What you have to do: Give the number of lines in the listing below that include the word "fill", with nothing more.

··· Information provided

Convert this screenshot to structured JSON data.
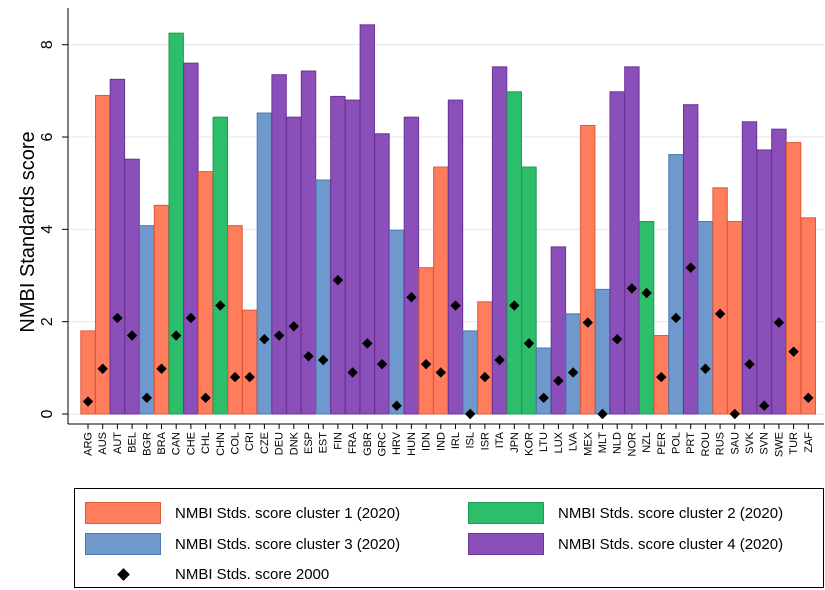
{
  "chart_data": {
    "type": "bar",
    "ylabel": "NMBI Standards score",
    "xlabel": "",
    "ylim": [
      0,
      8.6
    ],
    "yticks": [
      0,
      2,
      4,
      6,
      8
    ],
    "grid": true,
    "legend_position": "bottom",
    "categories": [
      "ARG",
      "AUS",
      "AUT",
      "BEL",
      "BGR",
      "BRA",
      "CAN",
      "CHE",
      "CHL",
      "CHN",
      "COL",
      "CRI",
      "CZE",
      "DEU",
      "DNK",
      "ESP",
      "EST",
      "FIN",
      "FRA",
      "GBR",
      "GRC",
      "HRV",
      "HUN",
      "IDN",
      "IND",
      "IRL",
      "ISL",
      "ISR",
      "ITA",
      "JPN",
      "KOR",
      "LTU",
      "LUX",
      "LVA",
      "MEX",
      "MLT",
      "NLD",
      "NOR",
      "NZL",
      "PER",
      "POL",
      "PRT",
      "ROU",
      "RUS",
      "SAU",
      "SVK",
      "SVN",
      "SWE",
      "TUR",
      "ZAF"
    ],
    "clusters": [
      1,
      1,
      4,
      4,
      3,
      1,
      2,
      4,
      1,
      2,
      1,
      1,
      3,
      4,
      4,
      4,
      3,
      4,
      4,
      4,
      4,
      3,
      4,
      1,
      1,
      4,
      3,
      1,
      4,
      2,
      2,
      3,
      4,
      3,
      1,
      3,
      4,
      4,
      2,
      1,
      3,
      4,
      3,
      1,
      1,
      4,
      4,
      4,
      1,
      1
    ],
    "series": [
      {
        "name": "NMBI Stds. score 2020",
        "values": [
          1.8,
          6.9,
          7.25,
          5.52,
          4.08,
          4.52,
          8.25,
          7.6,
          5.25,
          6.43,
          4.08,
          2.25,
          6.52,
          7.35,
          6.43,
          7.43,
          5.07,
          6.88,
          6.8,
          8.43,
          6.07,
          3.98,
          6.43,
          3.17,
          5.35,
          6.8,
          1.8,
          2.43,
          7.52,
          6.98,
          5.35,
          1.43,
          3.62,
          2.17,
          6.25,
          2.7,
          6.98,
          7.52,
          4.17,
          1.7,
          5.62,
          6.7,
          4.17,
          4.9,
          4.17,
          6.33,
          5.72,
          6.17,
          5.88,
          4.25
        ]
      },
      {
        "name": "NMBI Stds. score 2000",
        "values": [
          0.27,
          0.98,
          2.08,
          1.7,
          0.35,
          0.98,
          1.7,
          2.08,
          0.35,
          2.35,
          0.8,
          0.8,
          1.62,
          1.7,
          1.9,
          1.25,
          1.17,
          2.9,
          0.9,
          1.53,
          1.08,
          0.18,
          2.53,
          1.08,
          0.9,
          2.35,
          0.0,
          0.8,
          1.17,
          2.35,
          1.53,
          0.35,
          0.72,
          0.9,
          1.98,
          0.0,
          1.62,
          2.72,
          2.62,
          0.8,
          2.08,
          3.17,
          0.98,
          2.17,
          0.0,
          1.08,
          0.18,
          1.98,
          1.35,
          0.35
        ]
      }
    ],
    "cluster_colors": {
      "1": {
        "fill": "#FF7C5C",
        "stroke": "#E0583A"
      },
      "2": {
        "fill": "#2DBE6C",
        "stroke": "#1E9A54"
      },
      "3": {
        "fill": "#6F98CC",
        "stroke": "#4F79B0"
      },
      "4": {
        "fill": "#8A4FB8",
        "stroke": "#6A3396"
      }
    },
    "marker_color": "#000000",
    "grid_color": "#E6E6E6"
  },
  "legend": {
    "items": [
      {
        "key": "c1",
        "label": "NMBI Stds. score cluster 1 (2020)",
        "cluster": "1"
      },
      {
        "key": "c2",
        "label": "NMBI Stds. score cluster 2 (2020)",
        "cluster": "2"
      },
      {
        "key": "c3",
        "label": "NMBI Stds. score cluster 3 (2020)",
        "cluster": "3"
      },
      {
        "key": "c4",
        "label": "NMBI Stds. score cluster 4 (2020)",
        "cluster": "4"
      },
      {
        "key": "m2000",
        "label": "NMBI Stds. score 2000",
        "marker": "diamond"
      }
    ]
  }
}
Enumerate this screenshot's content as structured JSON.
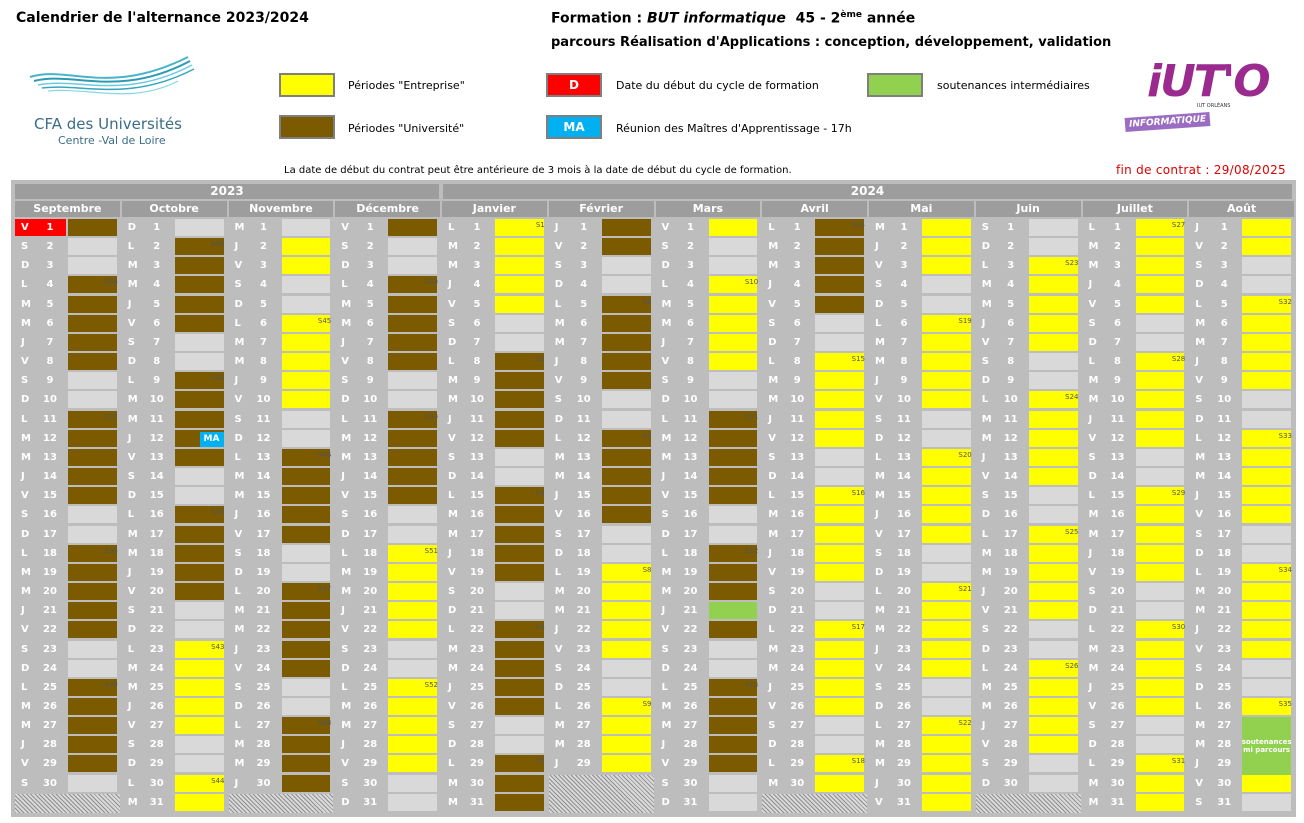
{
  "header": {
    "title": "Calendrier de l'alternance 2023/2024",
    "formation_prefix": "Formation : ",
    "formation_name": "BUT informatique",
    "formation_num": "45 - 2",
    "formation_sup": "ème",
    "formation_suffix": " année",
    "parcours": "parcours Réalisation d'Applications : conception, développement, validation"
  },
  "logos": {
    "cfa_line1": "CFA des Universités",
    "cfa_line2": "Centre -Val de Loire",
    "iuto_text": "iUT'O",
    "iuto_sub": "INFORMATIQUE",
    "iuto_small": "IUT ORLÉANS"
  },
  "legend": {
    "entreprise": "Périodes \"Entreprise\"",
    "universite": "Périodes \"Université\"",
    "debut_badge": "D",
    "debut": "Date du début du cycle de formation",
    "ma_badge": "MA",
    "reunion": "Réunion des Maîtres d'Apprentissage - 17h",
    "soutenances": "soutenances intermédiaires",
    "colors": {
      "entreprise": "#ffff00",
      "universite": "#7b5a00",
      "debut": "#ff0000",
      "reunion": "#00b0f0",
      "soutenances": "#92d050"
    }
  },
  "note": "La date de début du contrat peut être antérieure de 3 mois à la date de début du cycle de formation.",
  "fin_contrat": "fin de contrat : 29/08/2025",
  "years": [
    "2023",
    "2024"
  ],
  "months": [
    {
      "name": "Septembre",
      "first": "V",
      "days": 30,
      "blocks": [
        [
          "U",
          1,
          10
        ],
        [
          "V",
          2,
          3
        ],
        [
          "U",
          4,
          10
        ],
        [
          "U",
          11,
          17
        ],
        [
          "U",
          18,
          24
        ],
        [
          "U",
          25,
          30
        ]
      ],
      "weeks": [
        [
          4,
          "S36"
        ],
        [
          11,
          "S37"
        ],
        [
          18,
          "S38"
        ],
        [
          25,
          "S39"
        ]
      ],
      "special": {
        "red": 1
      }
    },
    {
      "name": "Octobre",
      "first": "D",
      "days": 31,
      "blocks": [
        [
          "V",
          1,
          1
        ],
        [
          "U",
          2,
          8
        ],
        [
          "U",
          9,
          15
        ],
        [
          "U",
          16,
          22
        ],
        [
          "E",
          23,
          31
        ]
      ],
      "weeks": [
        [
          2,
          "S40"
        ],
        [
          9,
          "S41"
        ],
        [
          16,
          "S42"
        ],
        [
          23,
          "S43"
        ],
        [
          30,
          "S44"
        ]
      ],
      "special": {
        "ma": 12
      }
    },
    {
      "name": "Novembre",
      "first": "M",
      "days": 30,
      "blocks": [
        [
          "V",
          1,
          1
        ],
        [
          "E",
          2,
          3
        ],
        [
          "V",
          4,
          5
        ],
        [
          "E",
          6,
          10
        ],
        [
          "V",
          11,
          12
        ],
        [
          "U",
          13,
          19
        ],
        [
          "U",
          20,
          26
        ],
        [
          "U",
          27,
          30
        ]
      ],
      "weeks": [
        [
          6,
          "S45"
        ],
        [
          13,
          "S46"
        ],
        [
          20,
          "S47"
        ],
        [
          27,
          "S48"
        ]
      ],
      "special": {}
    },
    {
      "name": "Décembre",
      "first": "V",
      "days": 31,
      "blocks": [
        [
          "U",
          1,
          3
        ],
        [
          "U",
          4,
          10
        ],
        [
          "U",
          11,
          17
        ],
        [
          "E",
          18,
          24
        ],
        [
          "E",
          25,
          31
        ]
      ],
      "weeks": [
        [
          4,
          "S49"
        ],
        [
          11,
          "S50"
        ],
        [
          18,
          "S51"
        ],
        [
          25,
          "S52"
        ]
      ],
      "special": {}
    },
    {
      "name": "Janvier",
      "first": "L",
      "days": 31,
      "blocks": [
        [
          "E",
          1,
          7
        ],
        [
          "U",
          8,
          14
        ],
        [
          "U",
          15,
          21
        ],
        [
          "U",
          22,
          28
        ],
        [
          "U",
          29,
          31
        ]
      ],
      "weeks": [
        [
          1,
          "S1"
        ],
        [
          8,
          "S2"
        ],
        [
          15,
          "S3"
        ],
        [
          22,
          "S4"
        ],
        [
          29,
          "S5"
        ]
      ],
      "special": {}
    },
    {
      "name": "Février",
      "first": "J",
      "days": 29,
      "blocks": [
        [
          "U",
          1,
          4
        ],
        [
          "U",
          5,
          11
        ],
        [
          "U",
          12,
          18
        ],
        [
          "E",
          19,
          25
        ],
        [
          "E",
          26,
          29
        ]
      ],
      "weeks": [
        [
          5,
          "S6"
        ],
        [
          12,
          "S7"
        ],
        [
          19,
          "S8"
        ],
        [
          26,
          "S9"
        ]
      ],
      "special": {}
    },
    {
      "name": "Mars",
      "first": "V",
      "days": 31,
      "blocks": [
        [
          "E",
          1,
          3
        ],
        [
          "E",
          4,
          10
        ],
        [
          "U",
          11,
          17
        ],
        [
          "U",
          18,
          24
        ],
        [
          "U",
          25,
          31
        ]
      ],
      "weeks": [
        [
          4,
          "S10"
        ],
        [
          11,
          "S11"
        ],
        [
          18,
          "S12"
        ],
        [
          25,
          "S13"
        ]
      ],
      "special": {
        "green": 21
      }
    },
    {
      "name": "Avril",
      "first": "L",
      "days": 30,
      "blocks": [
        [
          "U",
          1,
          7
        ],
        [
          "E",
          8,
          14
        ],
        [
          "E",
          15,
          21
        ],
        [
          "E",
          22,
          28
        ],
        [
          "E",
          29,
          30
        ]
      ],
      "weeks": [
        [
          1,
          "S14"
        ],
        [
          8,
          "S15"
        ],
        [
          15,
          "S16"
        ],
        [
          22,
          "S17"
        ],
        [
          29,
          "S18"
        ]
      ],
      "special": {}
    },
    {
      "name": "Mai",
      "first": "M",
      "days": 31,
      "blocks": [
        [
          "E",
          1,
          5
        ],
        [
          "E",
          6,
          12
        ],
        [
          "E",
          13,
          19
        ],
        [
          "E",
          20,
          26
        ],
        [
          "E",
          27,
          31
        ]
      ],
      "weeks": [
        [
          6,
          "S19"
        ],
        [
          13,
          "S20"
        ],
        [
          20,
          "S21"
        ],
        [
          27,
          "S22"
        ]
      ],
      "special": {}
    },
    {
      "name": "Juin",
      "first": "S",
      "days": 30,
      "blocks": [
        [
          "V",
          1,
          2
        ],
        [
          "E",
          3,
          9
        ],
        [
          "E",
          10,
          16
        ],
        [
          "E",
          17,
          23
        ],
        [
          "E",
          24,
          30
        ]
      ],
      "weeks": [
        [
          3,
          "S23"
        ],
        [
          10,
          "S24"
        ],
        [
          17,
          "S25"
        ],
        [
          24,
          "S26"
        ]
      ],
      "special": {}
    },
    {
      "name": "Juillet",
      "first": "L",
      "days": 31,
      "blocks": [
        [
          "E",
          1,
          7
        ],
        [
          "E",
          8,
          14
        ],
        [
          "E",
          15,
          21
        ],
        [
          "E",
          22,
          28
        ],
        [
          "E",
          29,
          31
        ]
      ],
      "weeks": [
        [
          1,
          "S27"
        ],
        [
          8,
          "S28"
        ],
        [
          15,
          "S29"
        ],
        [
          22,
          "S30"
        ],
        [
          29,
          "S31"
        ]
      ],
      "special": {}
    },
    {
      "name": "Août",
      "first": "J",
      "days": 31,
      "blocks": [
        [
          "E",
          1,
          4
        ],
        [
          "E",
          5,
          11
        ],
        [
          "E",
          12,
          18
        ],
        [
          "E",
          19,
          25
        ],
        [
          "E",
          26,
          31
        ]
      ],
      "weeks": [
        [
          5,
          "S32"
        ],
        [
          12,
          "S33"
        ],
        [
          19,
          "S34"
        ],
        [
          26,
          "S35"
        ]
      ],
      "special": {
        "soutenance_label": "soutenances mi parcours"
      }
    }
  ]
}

······

Output: 4